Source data
◆ ◆ ◆ ◆
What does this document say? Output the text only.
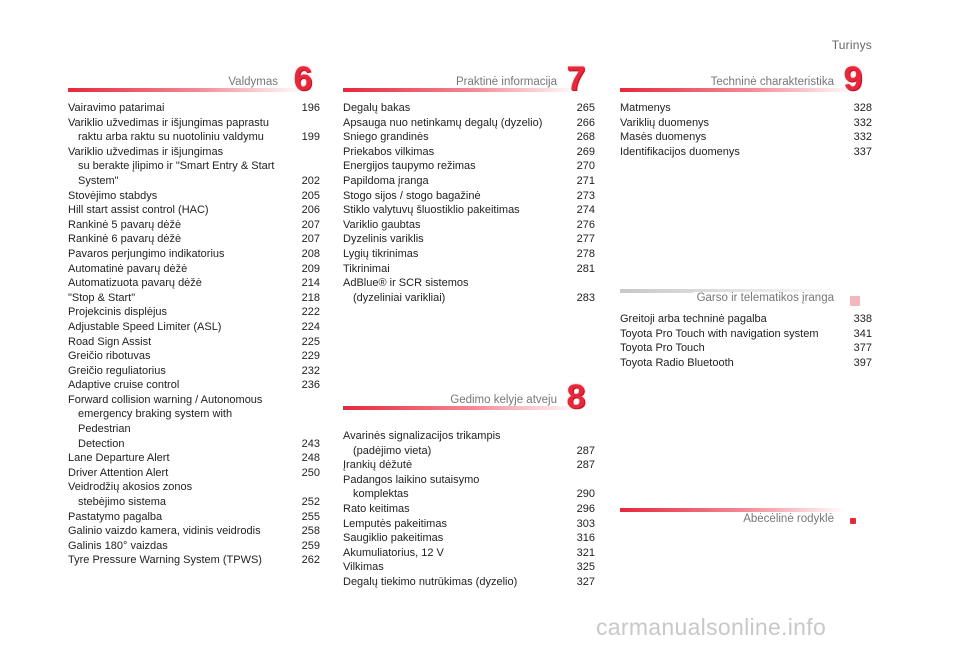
Turinys
Valdymas 6
Vairavimo patarimai	196
Variklio užvedimas ir išjungimas paprastu
raktu arba raktu su nuotoliniu valdymu	199
Variklio užvedimas ir išjungimas
su berakte įlipimo ir "Smart Entry & Start
System"	202
Stovėjimo stabdys	205
Hill start assist control (HAC)	206
Rankinė 5 pavarų dėžė	207
Rankinė 6 pavarų dėžė	207
Pavaros perjungimo indikatorius	208
Automatinė pavarų dėžė	209
Automatizuota pavarų dėžė	214
"Stop & Start"	218
Projekcinis displėjus	222
Adjustable Speed Limiter (ASL)	224
Road Sign Assist	225
Greičio ribotuvas	229
Greičio reguliatorius	232
Adaptive cruise control	236
Forward collision warning / Autonomous
emergency braking system with Pedestrian
Detection	243
Lane Departure Alert	248
Driver Attention Alert	250
Veidrodžių akosios zonos
stebėjimo sistema	252
Pastatymo pagalba	255
Galinio vaizdo kamera, vidinis veidrodis	258
Galinis 180° vaizdas	259
Tyre Pressure Warning System (TPWS)	262
Praktinė informacija 7
Degalų bakas	265
Apsauga nuo netinkamų degalų (dyzelio)	266
Sniego grandinės	268
Priekabos vilkimas	269
Energijos taupymo režimas	270
Papildoma įranga	271
Stogo sijos / stogo bagažinė	273
Stiklo valytuvų šluostiklio pakeitimas	274
Variklio gaubtas	276
Dyzelinis variklis	277
Lygių tikrinimas	278
Tikrinimai	281
AdBlue® ir SCR sistemos
(dyzeliniai varikliai)	283
Gedimo kelyje atveju 8
Avarinės signalizacijos trikampis
(padėjimo vieta)	287
Įrankių dėžutė	287
Padangos laikino sutaisymo
komplektas	290
Rato keitimas	296
Lemputės pakeitimas	303
Saugiklio pakeitimas	316
Akumuliatorius, 12 V	321
Vilkimas	325
Degalų tiekimo nutrūkimas (dyzelio)	327
Techninė charakteristika 9
Matmenys	328
Variklių duomenys	332
Masės duomenys	332
Identifikacijos duomenys	337
Garso ir telematikos įranga
Greitoji arba techninė pagalba	338
Toyota Pro Touch with navigation system	341
Toyota Pro Touch	377
Toyota Radio Bluetooth	397
Abėcėlinė rodyklė
carmanualsonline.info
◆ ◆ ◆ ◆
→ Exercise prompt
Copy out all of the material exactly as written, without its pictures.

→ Worked solution
What does this document say? Output the text only.
Turinys
Valdymas 6
Vairavimo patarimai	196
Variklio užvedimas ir išjungimas paprastu
raktu arba raktu su nuotoliniu valdymu	199
Variklio užvedimas ir išjungimas
su berakte įlipimo ir "Smart Entry & Start
System"	202
Stovėjimo stabdys	205
Hill start assist control (HAC)	206
Rankinė 5 pavarų dėžė	207
Rankinė 6 pavarų dėžė	207
Pavaros perjungimo indikatorius	208
Automatinė pavarų dėžė	209
Automatizuota pavarų dėžė	214
"Stop & Start"	218
Projekcinis displėjus	222
Adjustable Speed Limiter (ASL)	224
Road Sign Assist	225
Greičio ribotuvas	229
Greičio reguliatorius	232
Adaptive cruise control	236
Forward collision warning / Autonomous
emergency braking system with Pedestrian
Detection	243
Lane Departure Alert	248
Driver Attention Alert	250
Veidrodžių akosios zonos
stebėjimo sistema	252
Pastatymo pagalba	255
Galinio vaizdo kamera, vidinis veidrodis	258
Galinis 180° vaizdas	259
Tyre Pressure Warning System (TPWS)	262
Praktinė informacija 7
Degalų bakas	265
Apsauga nuo netinkamų degalų (dyzelio)	266
Sniego grandinės	268
Priekabos vilkimas	269
Energijos taupymo režimas	270
Papildoma įranga	271
Stogo sijos / stogo bagažinė	273
Stiklo valytuvų šluostiklio pakeitimas	274
Variklio gaubtas	276
Dyzelinis variklis	277
Lygių tikrinimas	278
Tikrinimai	281
AdBlue® ir SCR sistemos
(dyzeliniai varikliai)	283
Gedimo kelyje atveju 8
Avarinės signalizacijos trikampis
(padėjimo vieta)	287
Įrankių dėžutė	287
Padangos laikino sutaisymo
komplektas	290
Rato keitimas	296
Lemputės pakeitimas	303
Saugiklio pakeitimas	316
Akumuliatorius, 12 V	321
Vilkimas	325
Degalų tiekimo nutrūkimas (dyzelio)	327
Techninė charakteristika 9
Matmenys	328
Variklių duomenys	332
Masės duomenys	332
Identifikacijos duomenys	337
Garso ir telematikos įranga
Greitoji arba techninė pagalba	338
Toyota Pro Touch with navigation system	341
Toyota Pro Touch	377
Toyota Radio Bluetooth	397
Abėcėlinė rodyklė
carmanualsonline.info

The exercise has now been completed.